Problem details :: Could the lines from the one with "Extract the structured" through the end of the listing be restated exactly, with nothing else included?

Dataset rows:
Begin

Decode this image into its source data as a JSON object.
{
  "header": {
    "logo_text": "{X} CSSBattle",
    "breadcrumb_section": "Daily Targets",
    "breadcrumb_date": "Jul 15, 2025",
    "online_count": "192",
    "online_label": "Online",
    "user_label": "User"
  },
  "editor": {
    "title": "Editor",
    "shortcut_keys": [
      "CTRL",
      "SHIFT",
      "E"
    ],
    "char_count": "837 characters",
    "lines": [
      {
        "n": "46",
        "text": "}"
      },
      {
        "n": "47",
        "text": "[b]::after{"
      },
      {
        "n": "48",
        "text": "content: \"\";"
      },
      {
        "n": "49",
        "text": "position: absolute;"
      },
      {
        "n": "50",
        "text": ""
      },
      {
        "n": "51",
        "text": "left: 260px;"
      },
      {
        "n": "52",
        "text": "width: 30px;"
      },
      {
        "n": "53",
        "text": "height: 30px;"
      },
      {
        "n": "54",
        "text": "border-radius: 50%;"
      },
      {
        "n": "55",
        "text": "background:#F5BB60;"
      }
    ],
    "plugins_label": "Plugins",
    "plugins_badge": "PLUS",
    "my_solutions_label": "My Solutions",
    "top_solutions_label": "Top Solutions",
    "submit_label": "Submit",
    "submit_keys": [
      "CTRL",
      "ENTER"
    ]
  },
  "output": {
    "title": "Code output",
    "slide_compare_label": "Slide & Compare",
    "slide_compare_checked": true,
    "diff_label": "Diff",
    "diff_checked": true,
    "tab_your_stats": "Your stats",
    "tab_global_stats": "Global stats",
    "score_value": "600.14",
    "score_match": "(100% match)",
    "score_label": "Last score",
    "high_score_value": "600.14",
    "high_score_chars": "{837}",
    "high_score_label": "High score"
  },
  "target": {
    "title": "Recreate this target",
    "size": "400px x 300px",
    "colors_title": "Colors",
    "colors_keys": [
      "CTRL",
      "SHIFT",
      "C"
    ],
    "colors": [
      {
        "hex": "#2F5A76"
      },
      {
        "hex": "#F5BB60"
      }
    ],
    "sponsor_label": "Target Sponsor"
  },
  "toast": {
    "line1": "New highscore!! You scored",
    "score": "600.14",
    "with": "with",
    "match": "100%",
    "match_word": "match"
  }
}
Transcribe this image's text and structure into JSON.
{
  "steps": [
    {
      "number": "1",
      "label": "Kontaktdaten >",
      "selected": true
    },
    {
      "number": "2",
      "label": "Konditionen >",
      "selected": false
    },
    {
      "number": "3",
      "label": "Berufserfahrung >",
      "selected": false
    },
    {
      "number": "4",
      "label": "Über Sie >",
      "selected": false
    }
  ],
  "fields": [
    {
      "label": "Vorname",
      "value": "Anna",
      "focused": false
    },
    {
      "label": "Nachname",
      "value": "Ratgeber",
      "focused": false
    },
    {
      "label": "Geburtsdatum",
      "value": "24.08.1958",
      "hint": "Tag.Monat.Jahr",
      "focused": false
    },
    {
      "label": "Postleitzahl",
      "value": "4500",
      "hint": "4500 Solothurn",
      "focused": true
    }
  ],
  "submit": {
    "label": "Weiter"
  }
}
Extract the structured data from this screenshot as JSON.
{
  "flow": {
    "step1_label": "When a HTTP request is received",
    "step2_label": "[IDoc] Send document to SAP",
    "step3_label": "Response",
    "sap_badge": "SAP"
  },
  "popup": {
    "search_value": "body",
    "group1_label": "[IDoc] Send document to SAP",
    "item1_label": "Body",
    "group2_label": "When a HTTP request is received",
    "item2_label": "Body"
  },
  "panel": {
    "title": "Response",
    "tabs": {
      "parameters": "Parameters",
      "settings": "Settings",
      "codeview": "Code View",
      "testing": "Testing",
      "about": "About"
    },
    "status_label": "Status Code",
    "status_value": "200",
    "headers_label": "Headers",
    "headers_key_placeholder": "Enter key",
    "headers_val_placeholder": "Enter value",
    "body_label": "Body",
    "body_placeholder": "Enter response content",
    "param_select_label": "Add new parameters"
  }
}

End

Task solution ::
Extract the structured data from this screenshot as JSON.
{
  "flow": {
    "step1_label": "When a HTTP request is received",
    "step2_label": "[IDoc] Send document to SAP",
    "step3_label": "Response",
    "sap_badge": "SAP"
  },
  "popup": {
    "search_value": "body",
    "group1_label": "[IDoc] Send document to SAP",
    "item1_label": "Body",
    "group2_label": "When a HTTP request is received",
    "item2_label": "Body"
  },
  "panel": {
    "title": "Response",
    "tabs": {
      "parameters": "Parameters",
      "settings": "Settings",
      "codeview": "Code View",
      "testing": "Testing",
      "about": "About"
    },
    "status_label": "Status Code",
    "status_value": "200",
    "headers_label": "Headers",
    "headers_key_placeholder": "Enter key",
    "headers_val_placeholder": "Enter value",
    "body_label": "Body",
    "body_placeholder": "Enter response content",
    "param_select_label": "Add new parameters"
  }
}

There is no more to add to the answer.